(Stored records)
+++
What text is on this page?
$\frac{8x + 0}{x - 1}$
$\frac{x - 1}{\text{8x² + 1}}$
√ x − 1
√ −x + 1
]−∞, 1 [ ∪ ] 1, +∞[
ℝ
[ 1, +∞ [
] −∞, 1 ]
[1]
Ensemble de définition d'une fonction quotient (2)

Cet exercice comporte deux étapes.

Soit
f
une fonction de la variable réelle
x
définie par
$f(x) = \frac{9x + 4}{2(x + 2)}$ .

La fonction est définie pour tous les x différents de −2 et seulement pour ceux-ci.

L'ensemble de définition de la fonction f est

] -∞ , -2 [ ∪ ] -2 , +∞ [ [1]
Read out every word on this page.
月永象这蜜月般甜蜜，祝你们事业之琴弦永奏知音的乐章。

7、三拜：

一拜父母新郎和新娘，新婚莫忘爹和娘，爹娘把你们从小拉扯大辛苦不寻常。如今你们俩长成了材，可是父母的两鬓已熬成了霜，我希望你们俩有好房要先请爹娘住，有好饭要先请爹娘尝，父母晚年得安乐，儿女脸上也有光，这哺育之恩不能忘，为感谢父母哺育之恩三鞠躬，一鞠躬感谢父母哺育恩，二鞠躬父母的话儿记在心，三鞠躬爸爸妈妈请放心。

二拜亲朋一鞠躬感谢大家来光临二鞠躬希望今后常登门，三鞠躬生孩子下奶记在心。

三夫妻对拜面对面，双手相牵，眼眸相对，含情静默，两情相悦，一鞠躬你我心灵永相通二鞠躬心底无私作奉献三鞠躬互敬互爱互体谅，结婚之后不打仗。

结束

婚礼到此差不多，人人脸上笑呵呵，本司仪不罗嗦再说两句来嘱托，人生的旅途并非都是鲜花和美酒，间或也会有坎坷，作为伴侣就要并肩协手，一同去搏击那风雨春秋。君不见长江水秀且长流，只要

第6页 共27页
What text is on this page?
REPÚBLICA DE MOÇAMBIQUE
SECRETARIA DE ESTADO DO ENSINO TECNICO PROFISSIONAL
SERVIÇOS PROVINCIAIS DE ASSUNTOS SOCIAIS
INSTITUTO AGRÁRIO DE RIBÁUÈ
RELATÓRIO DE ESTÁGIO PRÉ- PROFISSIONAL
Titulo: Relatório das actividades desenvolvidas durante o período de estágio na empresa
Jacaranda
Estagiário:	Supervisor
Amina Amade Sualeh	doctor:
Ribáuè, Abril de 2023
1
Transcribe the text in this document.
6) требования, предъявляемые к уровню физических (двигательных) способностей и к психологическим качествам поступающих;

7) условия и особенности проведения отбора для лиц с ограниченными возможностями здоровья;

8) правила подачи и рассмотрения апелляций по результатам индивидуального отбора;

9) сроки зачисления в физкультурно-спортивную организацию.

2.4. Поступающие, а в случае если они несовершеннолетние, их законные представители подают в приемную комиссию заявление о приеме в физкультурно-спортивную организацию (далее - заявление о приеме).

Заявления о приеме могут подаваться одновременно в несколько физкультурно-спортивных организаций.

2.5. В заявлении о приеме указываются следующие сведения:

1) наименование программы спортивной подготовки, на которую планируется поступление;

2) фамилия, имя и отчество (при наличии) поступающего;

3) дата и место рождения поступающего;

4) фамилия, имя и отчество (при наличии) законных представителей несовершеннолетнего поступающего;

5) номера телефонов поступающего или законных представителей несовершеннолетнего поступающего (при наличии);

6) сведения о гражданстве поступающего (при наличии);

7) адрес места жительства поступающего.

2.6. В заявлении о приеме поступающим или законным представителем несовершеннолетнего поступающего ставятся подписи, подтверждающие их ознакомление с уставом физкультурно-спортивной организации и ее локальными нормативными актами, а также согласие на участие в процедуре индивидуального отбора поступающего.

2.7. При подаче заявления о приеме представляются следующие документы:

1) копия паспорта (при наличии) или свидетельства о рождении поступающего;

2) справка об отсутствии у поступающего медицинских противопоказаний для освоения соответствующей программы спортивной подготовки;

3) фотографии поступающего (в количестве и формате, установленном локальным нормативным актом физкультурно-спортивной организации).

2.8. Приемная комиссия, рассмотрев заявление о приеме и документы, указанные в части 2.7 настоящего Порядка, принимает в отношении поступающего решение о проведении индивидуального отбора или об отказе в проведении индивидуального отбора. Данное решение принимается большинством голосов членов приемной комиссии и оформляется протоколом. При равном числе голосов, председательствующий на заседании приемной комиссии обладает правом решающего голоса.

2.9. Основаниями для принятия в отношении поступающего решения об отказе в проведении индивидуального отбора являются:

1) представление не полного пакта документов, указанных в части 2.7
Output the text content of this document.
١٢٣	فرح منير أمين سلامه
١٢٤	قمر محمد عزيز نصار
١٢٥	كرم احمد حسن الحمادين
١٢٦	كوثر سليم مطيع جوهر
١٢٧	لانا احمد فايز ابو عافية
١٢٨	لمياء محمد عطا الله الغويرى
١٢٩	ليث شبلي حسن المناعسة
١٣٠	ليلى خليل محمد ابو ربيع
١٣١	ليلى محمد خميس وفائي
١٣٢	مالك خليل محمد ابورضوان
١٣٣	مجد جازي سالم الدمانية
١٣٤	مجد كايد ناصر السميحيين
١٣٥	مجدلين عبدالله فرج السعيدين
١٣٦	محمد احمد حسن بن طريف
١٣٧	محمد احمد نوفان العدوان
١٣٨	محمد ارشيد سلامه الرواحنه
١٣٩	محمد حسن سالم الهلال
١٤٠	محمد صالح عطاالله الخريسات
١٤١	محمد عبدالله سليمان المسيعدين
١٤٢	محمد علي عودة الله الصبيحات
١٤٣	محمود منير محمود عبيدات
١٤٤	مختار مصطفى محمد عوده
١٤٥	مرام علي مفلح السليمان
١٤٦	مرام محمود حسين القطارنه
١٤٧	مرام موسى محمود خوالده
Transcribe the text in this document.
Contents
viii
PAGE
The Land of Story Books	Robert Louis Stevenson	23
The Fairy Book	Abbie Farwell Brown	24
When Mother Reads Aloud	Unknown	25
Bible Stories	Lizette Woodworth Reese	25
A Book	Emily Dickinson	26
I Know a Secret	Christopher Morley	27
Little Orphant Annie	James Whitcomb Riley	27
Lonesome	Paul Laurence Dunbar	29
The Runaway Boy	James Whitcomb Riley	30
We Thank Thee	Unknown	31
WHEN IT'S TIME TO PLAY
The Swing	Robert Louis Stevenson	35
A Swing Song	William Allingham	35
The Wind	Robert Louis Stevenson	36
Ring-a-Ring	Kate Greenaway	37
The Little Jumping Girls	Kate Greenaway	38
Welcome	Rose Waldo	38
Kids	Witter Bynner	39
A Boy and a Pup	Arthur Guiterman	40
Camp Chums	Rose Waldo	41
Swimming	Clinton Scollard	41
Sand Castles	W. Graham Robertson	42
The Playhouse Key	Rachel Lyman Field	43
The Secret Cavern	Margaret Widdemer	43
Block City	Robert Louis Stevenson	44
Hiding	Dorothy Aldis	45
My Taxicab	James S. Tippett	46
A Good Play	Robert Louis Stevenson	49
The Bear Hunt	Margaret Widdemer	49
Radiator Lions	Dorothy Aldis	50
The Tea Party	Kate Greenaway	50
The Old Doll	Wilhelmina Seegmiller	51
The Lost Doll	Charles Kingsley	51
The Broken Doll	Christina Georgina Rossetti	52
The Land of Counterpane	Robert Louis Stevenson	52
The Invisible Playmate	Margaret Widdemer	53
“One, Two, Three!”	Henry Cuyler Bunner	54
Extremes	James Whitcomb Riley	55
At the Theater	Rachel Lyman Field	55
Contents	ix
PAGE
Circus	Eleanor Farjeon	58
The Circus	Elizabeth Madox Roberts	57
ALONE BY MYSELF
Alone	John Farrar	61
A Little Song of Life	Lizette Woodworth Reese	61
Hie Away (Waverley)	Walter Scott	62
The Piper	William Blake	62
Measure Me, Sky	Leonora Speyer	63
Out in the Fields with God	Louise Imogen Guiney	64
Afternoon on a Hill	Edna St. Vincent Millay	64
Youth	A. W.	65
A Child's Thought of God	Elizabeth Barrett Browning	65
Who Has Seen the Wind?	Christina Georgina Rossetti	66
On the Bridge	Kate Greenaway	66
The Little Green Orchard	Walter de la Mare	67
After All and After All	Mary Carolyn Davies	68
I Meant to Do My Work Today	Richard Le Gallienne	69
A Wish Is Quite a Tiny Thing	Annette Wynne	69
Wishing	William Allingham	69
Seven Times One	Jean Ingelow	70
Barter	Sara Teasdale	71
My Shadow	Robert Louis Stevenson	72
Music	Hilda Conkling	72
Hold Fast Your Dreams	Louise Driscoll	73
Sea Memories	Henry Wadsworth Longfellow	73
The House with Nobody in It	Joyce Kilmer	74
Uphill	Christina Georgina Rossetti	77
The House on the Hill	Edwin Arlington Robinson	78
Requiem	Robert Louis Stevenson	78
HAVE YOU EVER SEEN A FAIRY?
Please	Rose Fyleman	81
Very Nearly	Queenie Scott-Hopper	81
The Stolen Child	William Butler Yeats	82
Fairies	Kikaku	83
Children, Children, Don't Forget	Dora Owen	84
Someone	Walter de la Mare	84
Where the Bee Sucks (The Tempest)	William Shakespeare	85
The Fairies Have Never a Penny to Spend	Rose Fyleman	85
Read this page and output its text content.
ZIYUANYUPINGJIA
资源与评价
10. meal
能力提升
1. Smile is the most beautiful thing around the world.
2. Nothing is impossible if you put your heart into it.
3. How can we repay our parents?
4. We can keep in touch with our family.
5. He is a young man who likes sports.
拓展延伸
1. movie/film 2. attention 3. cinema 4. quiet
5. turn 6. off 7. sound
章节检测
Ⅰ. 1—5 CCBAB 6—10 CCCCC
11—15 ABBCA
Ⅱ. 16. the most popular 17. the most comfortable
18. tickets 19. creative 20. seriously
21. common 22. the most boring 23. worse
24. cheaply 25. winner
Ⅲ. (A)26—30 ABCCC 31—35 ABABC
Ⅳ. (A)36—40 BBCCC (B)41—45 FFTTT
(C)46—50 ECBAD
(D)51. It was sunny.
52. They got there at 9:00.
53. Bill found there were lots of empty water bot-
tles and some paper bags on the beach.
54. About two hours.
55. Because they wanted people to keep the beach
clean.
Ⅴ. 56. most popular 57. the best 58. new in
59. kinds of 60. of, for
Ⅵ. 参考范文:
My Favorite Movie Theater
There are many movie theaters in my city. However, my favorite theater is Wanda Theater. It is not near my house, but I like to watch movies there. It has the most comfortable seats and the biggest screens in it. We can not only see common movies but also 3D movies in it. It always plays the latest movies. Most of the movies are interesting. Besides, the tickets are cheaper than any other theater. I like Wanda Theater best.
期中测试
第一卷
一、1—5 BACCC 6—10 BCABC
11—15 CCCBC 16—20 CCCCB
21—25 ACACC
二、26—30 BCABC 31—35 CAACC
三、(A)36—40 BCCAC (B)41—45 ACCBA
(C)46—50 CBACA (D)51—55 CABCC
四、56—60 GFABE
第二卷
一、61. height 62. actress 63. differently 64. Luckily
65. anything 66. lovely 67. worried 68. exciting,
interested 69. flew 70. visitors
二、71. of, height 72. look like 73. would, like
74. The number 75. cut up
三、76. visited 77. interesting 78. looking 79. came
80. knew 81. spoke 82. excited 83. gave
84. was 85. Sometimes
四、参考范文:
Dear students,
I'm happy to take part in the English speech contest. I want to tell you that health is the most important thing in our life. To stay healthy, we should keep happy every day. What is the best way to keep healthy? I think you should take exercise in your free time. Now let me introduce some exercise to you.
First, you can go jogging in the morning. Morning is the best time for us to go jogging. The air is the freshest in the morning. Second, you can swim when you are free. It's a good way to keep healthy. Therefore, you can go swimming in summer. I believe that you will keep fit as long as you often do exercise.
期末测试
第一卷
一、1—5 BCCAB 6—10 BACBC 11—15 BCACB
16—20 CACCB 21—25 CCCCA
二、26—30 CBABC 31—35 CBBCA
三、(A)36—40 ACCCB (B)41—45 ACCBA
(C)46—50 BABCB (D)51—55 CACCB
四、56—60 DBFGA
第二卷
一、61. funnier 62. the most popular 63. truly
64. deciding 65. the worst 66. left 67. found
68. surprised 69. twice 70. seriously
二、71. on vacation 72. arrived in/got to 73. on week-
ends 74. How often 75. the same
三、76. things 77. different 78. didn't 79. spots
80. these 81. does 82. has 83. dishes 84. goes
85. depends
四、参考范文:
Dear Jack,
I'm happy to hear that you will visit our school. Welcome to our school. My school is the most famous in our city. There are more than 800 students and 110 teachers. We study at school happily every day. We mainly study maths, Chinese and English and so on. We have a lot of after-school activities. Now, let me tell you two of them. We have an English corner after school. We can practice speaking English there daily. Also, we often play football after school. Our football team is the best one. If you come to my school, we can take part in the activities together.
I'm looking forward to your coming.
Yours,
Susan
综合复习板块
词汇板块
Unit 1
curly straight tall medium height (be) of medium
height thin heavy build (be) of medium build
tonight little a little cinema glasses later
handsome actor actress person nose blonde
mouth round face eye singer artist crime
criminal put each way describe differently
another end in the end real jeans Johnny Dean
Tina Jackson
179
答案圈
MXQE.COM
+++
Work required:
Extract lines where the string "خليل" occurs.

Final result:
١٣٠	ليلى خليل محمد ابو ربيع
١٣٢	مالك خليل محمد ابورضوان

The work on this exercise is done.